Write the entries below out again exactly; any picture in them stays out.

** start **

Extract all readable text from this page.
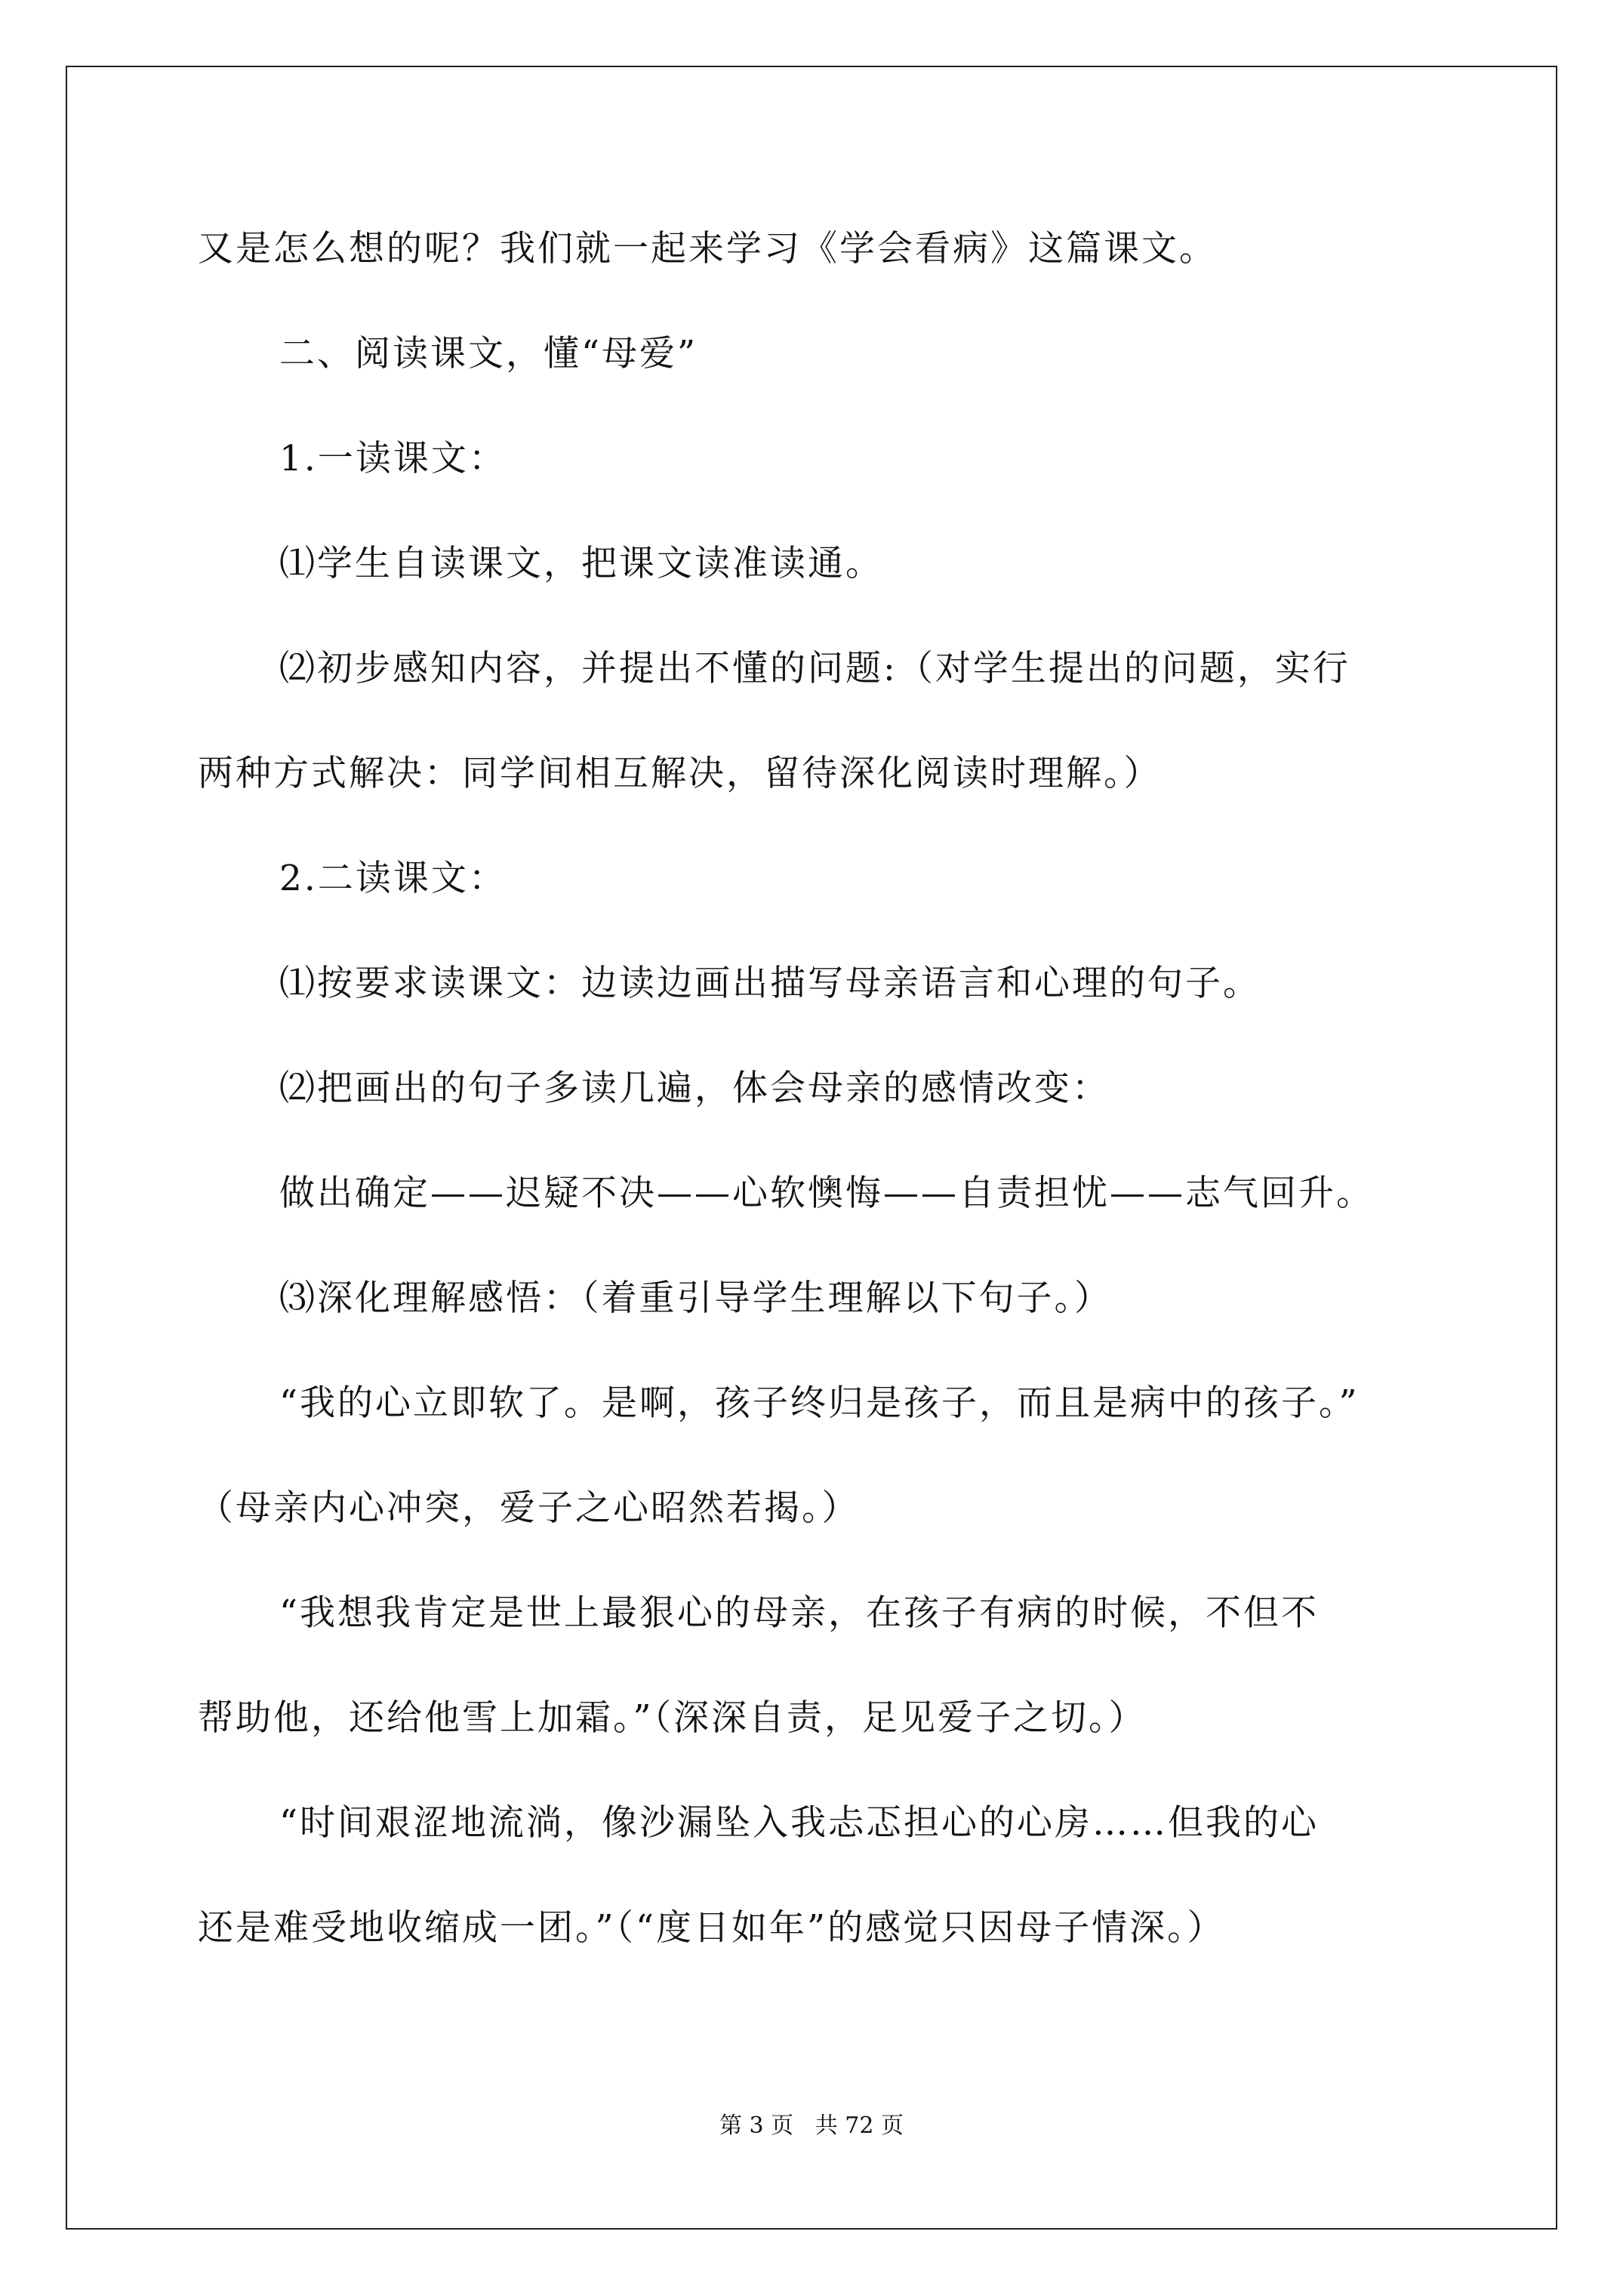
又是怎么想的呢？我们就一起来学习《学会看病》这篇课文。

二、阅读课文，懂“母爱”

1.一读课文：

⑴学生自读课文，把课文读准读通。

⑵初步感知内容，并提出不懂的问题:（对学生提出的问题，实行

两种方式解决：同学间相互解决，留待深化阅读时理解。）

2.二读课文：

⑴按要求读课文：边读边画出描写母亲语言和心理的句子。

⑵把画出的句子多读几遍，体会母亲的感情改变：

做出确定——迟疑不决——心软懊悔——自责担忧——志气回升。

⑶深化理解感悟：（着重引导学生理解以下句子。）

“我的心立即软了。是啊，孩子终归是孩子，而且是病中的孩子。”

（母亲内心冲突，爱子之心昭然若揭。）

“我想我肯定是世上最狠心的母亲，在孩子有病的时候，不但不

帮助他，还给他雪上加霜。”（深深自责，足见爱子之切。）

“时间艰涩地流淌，像沙漏坠入我忐忑担心的心房……但我的心

还是难受地收缩成一团。”（“度日如年”的感觉只因母子情深。）

第 3 页   共 72 页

** end **

# EXERCISE ANSWER:
Extract all readable text from this page.
又是怎么想的呢？我们就一起来学习《学会看病》这篇课文。

二、阅读课文，懂“母爱”

1.一读课文：

⑴学生自读课文，把课文读准读通。

⑵初步感知内容，并提出不懂的问题:（对学生提出的问题，实行

两种方式解决：同学间相互解决，留待深化阅读时理解。）

2.二读课文：

⑴按要求读课文：边读边画出描写母亲语言和心理的句子。

⑵把画出的句子多读几遍，体会母亲的感情改变：

做出确定——迟疑不决——心软懊悔——自责担忧——志气回升。

⑶深化理解感悟：（着重引导学生理解以下句子。）

“我的心立即软了。是啊，孩子终归是孩子，而且是病中的孩子。”

（母亲内心冲突，爱子之心昭然若揭。）

“我想我肯定是世上最狠心的母亲，在孩子有病的时候，不但不

帮助他，还给他雪上加霜。”（深深自责，足见爱子之切。）

“时间艰涩地流淌，像沙漏坠入我忐忑担心的心房……但我的心

还是难受地收缩成一团。”（“度日如年”的感觉只因母子情深。）

第 3 页   共 72 页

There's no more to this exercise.